(PROBLEM TO SOLVE): Determine the number of lines in the listing below where the string "Celestial" occurs; answer with the number alone.

(INPUT ROWS):
***
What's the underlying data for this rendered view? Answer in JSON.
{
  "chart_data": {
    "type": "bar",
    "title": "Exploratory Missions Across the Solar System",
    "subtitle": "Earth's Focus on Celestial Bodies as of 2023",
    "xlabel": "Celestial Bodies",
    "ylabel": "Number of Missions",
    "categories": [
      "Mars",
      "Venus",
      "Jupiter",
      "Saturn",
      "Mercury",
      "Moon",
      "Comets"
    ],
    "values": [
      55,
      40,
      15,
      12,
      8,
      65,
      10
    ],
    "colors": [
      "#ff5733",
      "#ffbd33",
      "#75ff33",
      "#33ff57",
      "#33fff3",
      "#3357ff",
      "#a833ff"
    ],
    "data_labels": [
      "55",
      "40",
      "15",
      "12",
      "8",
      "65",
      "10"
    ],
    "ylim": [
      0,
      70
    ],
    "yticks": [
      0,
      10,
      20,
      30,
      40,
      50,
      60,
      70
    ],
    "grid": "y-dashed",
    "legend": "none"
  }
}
***
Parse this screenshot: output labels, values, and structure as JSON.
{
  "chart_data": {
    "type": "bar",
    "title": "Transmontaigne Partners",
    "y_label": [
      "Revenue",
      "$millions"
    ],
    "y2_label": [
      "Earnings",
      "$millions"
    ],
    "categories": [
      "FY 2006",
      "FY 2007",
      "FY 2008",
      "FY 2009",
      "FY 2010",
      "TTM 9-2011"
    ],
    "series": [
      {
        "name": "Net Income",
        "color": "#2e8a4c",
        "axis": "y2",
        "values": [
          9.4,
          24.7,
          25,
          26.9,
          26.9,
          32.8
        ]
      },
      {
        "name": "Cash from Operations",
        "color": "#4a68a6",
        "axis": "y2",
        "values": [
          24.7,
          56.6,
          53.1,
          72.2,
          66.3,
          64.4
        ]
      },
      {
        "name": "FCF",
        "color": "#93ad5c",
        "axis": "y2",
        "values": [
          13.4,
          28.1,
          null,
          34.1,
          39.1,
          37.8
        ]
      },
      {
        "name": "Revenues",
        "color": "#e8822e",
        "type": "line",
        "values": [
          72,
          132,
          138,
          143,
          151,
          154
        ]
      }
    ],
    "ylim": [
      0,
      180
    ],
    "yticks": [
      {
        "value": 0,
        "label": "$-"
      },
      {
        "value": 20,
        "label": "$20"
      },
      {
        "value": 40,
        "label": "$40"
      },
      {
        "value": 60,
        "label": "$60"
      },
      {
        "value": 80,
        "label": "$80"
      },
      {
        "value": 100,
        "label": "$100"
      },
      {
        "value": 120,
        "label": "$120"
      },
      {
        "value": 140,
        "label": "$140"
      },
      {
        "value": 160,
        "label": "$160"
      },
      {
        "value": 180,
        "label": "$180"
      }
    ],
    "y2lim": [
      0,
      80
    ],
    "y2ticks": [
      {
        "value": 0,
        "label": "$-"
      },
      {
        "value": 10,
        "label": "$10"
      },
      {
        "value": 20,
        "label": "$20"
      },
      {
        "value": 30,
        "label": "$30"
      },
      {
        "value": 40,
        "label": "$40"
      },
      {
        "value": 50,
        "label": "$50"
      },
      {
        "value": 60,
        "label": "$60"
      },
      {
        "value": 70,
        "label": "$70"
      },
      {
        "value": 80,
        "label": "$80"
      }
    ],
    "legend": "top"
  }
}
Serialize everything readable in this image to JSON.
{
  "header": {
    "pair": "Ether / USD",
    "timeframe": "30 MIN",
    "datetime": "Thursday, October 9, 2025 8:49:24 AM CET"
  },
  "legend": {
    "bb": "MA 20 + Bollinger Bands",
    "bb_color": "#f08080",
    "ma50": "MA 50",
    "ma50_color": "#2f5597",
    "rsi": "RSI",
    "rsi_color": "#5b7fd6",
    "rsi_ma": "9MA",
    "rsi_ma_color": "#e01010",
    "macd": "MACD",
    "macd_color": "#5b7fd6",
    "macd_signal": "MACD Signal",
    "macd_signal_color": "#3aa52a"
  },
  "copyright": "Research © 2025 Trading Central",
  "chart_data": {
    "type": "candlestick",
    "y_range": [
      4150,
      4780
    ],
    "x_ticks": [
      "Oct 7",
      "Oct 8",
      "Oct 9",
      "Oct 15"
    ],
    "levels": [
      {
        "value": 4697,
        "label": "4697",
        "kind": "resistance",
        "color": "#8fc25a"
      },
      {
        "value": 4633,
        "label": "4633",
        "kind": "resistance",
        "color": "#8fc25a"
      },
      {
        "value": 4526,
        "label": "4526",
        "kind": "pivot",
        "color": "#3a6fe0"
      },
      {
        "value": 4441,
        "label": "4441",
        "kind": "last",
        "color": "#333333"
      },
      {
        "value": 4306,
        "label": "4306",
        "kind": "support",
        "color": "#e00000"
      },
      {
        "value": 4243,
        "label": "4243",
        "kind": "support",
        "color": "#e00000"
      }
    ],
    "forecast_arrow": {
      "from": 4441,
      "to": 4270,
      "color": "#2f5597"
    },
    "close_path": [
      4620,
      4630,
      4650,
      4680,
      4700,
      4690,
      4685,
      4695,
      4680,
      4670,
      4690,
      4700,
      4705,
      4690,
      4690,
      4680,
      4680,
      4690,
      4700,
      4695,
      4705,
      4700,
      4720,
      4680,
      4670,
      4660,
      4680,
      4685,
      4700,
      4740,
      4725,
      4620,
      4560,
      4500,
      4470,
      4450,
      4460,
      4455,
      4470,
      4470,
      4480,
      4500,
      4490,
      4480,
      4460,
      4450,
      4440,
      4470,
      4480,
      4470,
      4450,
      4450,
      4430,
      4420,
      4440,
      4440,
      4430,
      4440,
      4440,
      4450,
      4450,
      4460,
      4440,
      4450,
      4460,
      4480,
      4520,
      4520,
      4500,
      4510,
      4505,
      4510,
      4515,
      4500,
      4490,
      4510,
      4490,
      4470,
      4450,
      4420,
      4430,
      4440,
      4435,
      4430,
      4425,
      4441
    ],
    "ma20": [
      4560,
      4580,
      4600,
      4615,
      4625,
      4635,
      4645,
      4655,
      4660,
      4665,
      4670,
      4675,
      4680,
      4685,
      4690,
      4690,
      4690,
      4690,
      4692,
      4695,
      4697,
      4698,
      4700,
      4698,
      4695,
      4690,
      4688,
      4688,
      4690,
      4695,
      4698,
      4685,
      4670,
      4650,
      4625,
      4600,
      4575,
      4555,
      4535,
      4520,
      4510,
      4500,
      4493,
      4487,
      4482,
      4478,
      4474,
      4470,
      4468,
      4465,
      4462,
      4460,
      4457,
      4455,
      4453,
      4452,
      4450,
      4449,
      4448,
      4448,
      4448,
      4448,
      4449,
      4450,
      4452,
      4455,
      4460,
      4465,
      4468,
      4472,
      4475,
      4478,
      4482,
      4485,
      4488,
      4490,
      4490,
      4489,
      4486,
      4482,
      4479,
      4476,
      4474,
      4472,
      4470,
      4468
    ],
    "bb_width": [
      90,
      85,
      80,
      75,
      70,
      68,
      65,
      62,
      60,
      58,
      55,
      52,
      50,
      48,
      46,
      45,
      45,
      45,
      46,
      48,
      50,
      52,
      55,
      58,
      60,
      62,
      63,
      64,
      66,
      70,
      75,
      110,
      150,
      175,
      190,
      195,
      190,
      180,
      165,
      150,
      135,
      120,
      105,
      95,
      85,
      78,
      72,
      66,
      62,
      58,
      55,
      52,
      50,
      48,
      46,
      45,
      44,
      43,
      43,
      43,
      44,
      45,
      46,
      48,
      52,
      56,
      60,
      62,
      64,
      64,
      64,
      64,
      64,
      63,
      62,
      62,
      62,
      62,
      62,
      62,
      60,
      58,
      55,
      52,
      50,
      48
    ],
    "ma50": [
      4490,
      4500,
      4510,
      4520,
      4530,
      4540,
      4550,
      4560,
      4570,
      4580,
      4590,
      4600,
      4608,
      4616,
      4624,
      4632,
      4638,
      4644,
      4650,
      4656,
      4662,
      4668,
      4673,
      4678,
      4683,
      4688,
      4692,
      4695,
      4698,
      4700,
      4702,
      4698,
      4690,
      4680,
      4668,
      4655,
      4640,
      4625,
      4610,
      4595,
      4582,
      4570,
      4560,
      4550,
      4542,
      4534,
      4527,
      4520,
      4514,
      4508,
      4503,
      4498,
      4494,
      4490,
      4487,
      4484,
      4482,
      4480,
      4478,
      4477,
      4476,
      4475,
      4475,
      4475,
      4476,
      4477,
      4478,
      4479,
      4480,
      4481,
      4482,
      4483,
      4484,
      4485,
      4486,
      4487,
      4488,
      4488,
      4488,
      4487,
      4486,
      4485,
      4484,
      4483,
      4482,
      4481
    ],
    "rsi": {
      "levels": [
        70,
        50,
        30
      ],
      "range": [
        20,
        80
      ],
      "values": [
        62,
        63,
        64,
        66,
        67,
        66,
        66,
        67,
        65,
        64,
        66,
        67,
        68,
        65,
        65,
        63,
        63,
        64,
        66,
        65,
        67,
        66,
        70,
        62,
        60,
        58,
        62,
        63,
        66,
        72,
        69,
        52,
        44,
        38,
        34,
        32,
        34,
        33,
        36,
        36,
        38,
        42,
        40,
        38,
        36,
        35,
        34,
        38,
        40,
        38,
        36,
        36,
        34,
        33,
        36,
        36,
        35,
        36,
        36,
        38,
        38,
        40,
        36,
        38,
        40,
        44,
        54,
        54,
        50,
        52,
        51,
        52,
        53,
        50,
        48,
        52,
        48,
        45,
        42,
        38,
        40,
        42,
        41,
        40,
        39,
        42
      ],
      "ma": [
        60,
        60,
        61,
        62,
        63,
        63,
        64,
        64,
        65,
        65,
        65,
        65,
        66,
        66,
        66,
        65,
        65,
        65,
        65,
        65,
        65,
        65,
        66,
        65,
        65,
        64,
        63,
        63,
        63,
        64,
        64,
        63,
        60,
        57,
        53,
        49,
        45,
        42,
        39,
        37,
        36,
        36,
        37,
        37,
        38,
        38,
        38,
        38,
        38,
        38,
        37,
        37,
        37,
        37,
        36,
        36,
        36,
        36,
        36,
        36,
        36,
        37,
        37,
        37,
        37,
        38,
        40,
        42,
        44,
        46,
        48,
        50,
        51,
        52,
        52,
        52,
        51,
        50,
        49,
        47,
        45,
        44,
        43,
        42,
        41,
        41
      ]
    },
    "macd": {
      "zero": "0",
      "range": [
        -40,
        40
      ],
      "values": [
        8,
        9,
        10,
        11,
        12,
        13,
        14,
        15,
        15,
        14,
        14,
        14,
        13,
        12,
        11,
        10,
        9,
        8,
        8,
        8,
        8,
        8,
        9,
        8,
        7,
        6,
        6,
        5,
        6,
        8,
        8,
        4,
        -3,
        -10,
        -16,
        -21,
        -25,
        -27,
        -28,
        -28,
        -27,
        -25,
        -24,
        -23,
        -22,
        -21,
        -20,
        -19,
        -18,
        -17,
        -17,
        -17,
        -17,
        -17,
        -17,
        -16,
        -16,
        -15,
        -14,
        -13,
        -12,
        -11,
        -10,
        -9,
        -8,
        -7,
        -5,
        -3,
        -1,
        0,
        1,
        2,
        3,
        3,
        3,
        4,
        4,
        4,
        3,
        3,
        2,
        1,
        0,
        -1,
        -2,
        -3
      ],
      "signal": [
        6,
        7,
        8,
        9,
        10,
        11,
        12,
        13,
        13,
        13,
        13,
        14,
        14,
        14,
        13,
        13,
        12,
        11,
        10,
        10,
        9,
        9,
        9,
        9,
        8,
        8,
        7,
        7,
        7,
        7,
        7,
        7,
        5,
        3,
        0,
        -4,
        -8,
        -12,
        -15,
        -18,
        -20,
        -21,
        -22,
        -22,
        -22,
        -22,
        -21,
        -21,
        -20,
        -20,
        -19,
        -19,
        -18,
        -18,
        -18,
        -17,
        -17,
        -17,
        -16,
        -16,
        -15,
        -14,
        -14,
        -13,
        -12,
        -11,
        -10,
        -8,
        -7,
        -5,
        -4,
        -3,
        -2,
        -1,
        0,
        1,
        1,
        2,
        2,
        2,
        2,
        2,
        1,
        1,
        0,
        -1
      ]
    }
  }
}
***
(ANSWER TO THE PROBLEM): 2